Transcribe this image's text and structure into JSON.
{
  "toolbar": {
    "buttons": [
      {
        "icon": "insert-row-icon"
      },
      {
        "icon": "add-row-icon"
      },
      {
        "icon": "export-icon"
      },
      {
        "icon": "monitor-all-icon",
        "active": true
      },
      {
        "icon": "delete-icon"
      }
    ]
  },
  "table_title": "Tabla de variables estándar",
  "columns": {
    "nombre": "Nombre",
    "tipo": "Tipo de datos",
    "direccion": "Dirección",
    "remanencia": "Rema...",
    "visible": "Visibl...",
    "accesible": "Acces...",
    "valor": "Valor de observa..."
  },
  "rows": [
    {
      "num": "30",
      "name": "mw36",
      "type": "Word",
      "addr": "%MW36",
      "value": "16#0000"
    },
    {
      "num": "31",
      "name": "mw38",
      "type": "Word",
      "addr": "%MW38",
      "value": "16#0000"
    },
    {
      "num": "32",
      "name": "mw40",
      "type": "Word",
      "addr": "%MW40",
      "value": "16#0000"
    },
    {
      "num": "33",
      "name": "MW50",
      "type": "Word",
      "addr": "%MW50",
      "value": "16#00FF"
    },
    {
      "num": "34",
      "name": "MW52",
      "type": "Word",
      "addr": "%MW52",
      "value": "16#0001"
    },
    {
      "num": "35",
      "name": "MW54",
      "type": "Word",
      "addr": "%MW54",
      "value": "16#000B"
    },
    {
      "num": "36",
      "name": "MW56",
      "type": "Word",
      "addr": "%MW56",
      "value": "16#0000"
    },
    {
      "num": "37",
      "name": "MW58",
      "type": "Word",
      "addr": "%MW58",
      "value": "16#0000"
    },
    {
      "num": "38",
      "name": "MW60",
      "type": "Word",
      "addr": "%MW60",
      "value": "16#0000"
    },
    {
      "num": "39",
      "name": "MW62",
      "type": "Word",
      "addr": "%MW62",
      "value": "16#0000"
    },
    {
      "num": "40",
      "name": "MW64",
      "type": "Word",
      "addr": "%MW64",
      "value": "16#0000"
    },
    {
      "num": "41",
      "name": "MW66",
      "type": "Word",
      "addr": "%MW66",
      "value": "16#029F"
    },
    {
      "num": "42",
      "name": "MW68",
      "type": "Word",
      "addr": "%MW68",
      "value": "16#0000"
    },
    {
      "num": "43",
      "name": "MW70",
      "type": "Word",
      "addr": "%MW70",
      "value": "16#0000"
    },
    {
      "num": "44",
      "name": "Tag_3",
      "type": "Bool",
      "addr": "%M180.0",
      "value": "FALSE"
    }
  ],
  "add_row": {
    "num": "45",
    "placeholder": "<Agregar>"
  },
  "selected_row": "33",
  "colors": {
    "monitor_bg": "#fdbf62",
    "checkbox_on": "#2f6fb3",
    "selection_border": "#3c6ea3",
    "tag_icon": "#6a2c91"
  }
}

-*-

■ Problem to work on:
Would you give the material above again, complete and exact?

■ Response to this exercise:
Transcribe this image's text and structure into JSON.
{
  "toolbar": {
    "buttons": [
      {
        "icon": "insert-row-icon"
      },
      {
        "icon": "add-row-icon"
      },
      {
        "icon": "export-icon"
      },
      {
        "icon": "monitor-all-icon",
        "active": true
      },
      {
        "icon": "delete-icon"
      }
    ]
  },
  "table_title": "Tabla de variables estándar",
  "columns": {
    "nombre": "Nombre",
    "tipo": "Tipo de datos",
    "direccion": "Dirección",
    "remanencia": "Rema...",
    "visible": "Visibl...",
    "accesible": "Acces...",
    "valor": "Valor de observa..."
  },
  "rows": [
    {
      "num": "30",
      "name": "mw36",
      "type": "Word",
      "addr": "%MW36",
      "value": "16#0000"
    },
    {
      "num": "31",
      "name": "mw38",
      "type": "Word",
      "addr": "%MW38",
      "value": "16#0000"
    },
    {
      "num": "32",
      "name": "mw40",
      "type": "Word",
      "addr": "%MW40",
      "value": "16#0000"
    },
    {
      "num": "33",
      "name": "MW50",
      "type": "Word",
      "addr": "%MW50",
      "value": "16#00FF"
    },
    {
      "num": "34",
      "name": "MW52",
      "type": "Word",
      "addr": "%MW52",
      "value": "16#0001"
    },
    {
      "num": "35",
      "name": "MW54",
      "type": "Word",
      "addr": "%MW54",
      "value": "16#000B"
    },
    {
      "num": "36",
      "name": "MW56",
      "type": "Word",
      "addr": "%MW56",
      "value": "16#0000"
    },
    {
      "num": "37",
      "name": "MW58",
      "type": "Word",
      "addr": "%MW58",
      "value": "16#0000"
    },
    {
      "num": "38",
      "name": "MW60",
      "type": "Word",
      "addr": "%MW60",
      "value": "16#0000"
    },
    {
      "num": "39",
      "name": "MW62",
      "type": "Word",
      "addr": "%MW62",
      "value": "16#0000"
    },
    {
      "num": "40",
      "name": "MW64",
      "type": "Word",
      "addr": "%MW64",
      "value": "16#0000"
    },
    {
      "num": "41",
      "name": "MW66",
      "type": "Word",
      "addr": "%MW66",
      "value": "16#029F"
    },
    {
      "num": "42",
      "name": "MW68",
      "type": "Word",
      "addr": "%MW68",
      "value": "16#0000"
    },
    {
      "num": "43",
      "name": "MW70",
      "type": "Word",
      "addr": "%MW70",
      "value": "16#0000"
    },
    {
      "num": "44",
      "name": "Tag_3",
      "type": "Bool",
      "addr": "%M180.0",
      "value": "FALSE"
    }
  ],
  "add_row": {
    "num": "45",
    "placeholder": "<Agregar>"
  },
  "selected_row": "33",
  "colors": {
    "monitor_bg": "#fdbf62",
    "checkbox_on": "#2f6fb3",
    "selection_border": "#3c6ea3",
    "tag_icon": "#6a2c91"
  }
}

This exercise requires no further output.